Exercise input>
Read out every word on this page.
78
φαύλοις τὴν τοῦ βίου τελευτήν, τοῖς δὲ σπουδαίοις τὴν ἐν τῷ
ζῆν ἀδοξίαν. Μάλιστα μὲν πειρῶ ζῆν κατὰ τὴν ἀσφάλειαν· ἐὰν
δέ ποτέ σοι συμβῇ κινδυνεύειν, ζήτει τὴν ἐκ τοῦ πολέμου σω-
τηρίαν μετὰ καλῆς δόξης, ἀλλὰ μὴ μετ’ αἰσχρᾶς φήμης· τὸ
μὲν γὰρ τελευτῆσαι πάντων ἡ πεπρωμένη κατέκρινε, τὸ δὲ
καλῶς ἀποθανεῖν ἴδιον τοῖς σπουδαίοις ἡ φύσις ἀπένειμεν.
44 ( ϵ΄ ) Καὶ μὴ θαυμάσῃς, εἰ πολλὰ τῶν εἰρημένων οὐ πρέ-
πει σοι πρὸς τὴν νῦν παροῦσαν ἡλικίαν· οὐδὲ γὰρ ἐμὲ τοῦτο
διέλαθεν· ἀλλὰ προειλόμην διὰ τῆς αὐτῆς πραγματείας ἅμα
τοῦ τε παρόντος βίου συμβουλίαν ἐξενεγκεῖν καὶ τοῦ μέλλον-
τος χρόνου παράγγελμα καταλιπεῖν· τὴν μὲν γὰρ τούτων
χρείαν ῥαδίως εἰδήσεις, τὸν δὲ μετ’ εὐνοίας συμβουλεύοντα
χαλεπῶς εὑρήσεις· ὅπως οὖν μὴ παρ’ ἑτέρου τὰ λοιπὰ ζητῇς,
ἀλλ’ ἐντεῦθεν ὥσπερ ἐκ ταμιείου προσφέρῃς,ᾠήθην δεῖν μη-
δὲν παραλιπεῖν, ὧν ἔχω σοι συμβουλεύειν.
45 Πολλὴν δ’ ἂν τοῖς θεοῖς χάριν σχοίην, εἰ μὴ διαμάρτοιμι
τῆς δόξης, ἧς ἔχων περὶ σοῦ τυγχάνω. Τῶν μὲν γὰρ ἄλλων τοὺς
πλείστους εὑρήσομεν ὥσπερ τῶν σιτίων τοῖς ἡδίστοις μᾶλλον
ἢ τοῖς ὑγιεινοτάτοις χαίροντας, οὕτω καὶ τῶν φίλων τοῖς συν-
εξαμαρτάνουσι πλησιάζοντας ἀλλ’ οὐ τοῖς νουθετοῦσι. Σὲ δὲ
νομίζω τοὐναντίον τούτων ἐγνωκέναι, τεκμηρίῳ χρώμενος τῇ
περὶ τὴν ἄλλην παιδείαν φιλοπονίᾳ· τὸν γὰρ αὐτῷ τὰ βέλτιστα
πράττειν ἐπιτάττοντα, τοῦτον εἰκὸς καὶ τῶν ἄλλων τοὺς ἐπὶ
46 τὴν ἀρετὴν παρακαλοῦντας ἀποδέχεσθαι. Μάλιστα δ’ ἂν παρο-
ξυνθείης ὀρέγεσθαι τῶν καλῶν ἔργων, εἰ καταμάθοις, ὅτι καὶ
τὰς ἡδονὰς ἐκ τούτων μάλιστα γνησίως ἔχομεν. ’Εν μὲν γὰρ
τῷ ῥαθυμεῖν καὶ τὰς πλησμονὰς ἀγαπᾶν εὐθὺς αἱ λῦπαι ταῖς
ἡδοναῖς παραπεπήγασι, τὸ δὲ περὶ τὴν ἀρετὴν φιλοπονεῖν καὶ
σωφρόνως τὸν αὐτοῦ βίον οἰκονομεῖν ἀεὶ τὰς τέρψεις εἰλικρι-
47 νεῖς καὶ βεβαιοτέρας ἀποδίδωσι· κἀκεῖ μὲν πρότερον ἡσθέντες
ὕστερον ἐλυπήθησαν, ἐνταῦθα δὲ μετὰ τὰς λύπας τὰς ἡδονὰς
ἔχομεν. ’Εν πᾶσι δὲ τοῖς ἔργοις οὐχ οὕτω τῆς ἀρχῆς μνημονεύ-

Goal>
The records above should be restated word for word, please.

Response to the exercise>
Read out every word on this page.
78
φαύλοις τὴν τοῦ βίου τελευτήν, τοῖς δὲ σπουδαίοις τὴν ἐν τῷ
ζῆν ἀδοξίαν. Μάλιστα μὲν πειρῶ ζῆν κατὰ τὴν ἀσφάλειαν· ἐὰν
δέ ποτέ σοι συμβῇ κινδυνεύειν, ζήτει τὴν ἐκ τοῦ πολέμου σω-
τηρίαν μετὰ καλῆς δόξης, ἀλλὰ μὴ μετ’ αἰσχρᾶς φήμης· τὸ
μὲν γὰρ τελευτῆσαι πάντων ἡ πεπρωμένη κατέκρινε, τὸ δὲ
καλῶς ἀποθανεῖν ἴδιον τοῖς σπουδαίοις ἡ φύσις ἀπένειμεν.
44 ( ϵ΄ ) Καὶ μὴ θαυμάσῃς, εἰ πολλὰ τῶν εἰρημένων οὐ πρέ-
πει σοι πρὸς τὴν νῦν παροῦσαν ἡλικίαν· οὐδὲ γὰρ ἐμὲ τοῦτο
διέλαθεν· ἀλλὰ προειλόμην διὰ τῆς αὐτῆς πραγματείας ἅμα
τοῦ τε παρόντος βίου συμβουλίαν ἐξενεγκεῖν καὶ τοῦ μέλλον-
τος χρόνου παράγγελμα καταλιπεῖν· τὴν μὲν γὰρ τούτων
χρείαν ῥαδίως εἰδήσεις, τὸν δὲ μετ’ εὐνοίας συμβουλεύοντα
χαλεπῶς εὑρήσεις· ὅπως οὖν μὴ παρ’ ἑτέρου τὰ λοιπὰ ζητῇς,
ἀλλ’ ἐντεῦθεν ὥσπερ ἐκ ταμιείου προσφέρῃς,ᾠήθην δεῖν μη-
δὲν παραλιπεῖν, ὧν ἔχω σοι συμβουλεύειν.
45 Πολλὴν δ’ ἂν τοῖς θεοῖς χάριν σχοίην, εἰ μὴ διαμάρτοιμι
τῆς δόξης, ἧς ἔχων περὶ σοῦ τυγχάνω. Τῶν μὲν γὰρ ἄλλων τοὺς
πλείστους εὑρήσομεν ὥσπερ τῶν σιτίων τοῖς ἡδίστοις μᾶλλον
ἢ τοῖς ὑγιεινοτάτοις χαίροντας, οὕτω καὶ τῶν φίλων τοῖς συν-
εξαμαρτάνουσι πλησιάζοντας ἀλλ’ οὐ τοῖς νουθετοῦσι. Σὲ δὲ
νομίζω τοὐναντίον τούτων ἐγνωκέναι, τεκμηρίῳ χρώμενος τῇ
περὶ τὴν ἄλλην παιδείαν φιλοπονίᾳ· τὸν γὰρ αὐτῷ τὰ βέλτιστα
πράττειν ἐπιτάττοντα, τοῦτον εἰκὸς καὶ τῶν ἄλλων τοὺς ἐπὶ
46 τὴν ἀρετὴν παρακαλοῦντας ἀποδέχεσθαι. Μάλιστα δ’ ἂν παρο-
ξυνθείης ὀρέγεσθαι τῶν καλῶν ἔργων, εἰ καταμάθοις, ὅτι καὶ
τὰς ἡδονὰς ἐκ τούτων μάλιστα γνησίως ἔχομεν. ’Εν μὲν γὰρ
τῷ ῥαθυμεῖν καὶ τὰς πλησμονὰς ἀγαπᾶν εὐθὺς αἱ λῦπαι ταῖς
ἡδοναῖς παραπεπήγασι, τὸ δὲ περὶ τὴν ἀρετὴν φιλοπονεῖν καὶ
σωφρόνως τὸν αὐτοῦ βίον οἰκονομεῖν ἀεὶ τὰς τέρψεις εἰλικρι-
47 νεῖς καὶ βεβαιοτέρας ἀποδίδωσι· κἀκεῖ μὲν πρότερον ἡσθέντες
ὕστερον ἐλυπήθησαν, ἐνταῦθα δὲ μετὰ τὰς λύπας τὰς ἡδονὰς
ἔχομεν. ’Εν πᾶσι δὲ τοῖς ἔργοις οὐχ οὕτω τῆς ἀρχῆς μνημονεύ-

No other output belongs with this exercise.